§ **Aim**: Write the data below out exactly as it stands. Do not include the pictures.

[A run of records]
▶
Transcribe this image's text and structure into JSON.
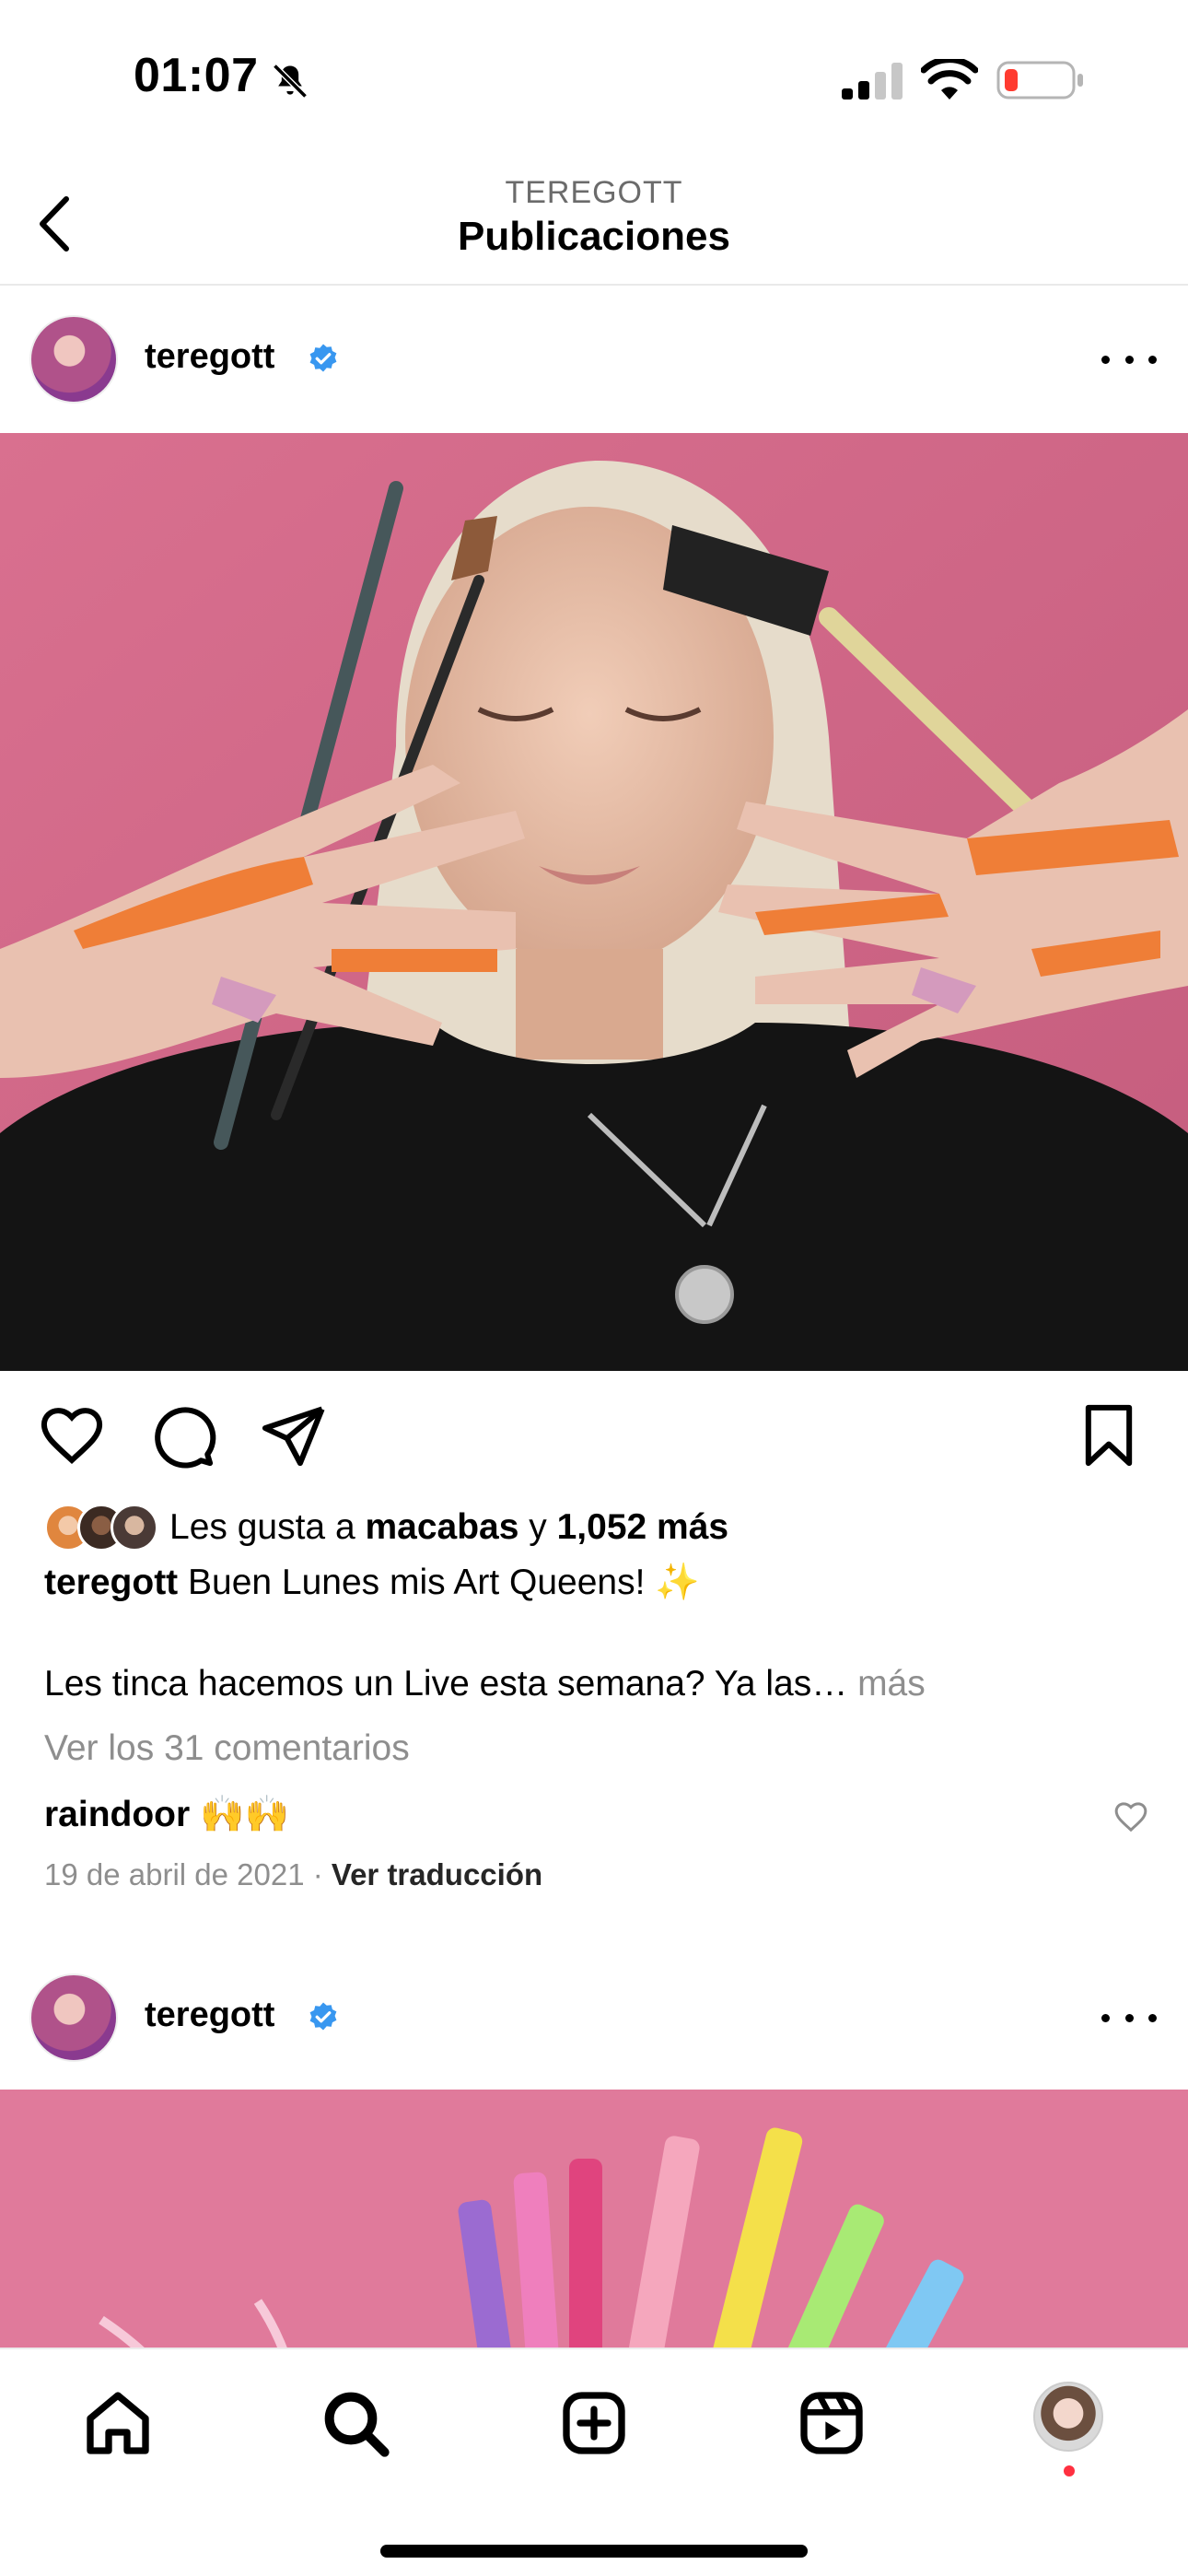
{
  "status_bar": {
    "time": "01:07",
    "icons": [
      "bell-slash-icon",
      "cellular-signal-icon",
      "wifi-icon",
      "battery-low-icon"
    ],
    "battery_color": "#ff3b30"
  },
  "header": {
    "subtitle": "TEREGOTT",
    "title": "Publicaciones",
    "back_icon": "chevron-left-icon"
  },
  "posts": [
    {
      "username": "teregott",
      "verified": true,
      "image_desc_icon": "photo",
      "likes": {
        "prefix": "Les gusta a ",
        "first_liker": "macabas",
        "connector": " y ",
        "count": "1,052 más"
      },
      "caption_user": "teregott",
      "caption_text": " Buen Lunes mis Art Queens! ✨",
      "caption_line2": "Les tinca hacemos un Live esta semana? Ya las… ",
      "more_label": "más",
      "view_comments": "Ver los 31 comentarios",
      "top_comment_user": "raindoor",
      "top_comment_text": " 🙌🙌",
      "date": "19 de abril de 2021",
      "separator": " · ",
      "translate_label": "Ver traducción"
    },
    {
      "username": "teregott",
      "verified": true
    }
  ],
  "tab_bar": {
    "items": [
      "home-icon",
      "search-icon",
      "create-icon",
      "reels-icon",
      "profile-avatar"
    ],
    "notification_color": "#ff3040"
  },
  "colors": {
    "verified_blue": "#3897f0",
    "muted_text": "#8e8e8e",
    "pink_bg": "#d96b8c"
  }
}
◀
§ **Response to this task**:
Transcribe this image's text and structure into JSON.
{
  "status_bar": {
    "time": "01:07",
    "icons": [
      "bell-slash-icon",
      "cellular-signal-icon",
      "wifi-icon",
      "battery-low-icon"
    ],
    "battery_color": "#ff3b30"
  },
  "header": {
    "subtitle": "TEREGOTT",
    "title": "Publicaciones",
    "back_icon": "chevron-left-icon"
  },
  "posts": [
    {
      "username": "teregott",
      "verified": true,
      "image_desc_icon": "photo",
      "likes": {
        "prefix": "Les gusta a ",
        "first_liker": "macabas",
        "connector": " y ",
        "count": "1,052 más"
      },
      "caption_user": "teregott",
      "caption_text": " Buen Lunes mis Art Queens! ✨",
      "caption_line2": "Les tinca hacemos un Live esta semana? Ya las… ",
      "more_label": "más",
      "view_comments": "Ver los 31 comentarios",
      "top_comment_user": "raindoor",
      "top_comment_text": " 🙌🙌",
      "date": "19 de abril de 2021",
      "separator": " · ",
      "translate_label": "Ver traducción"
    },
    {
      "username": "teregott",
      "verified": true
    }
  ],
  "tab_bar": {
    "items": [
      "home-icon",
      "search-icon",
      "create-icon",
      "reels-icon",
      "profile-avatar"
    ],
    "notification_color": "#ff3040"
  },
  "colors": {
    "verified_blue": "#3897f0",
    "muted_text": "#8e8e8e",
    "pink_bg": "#d96b8c"
  }
}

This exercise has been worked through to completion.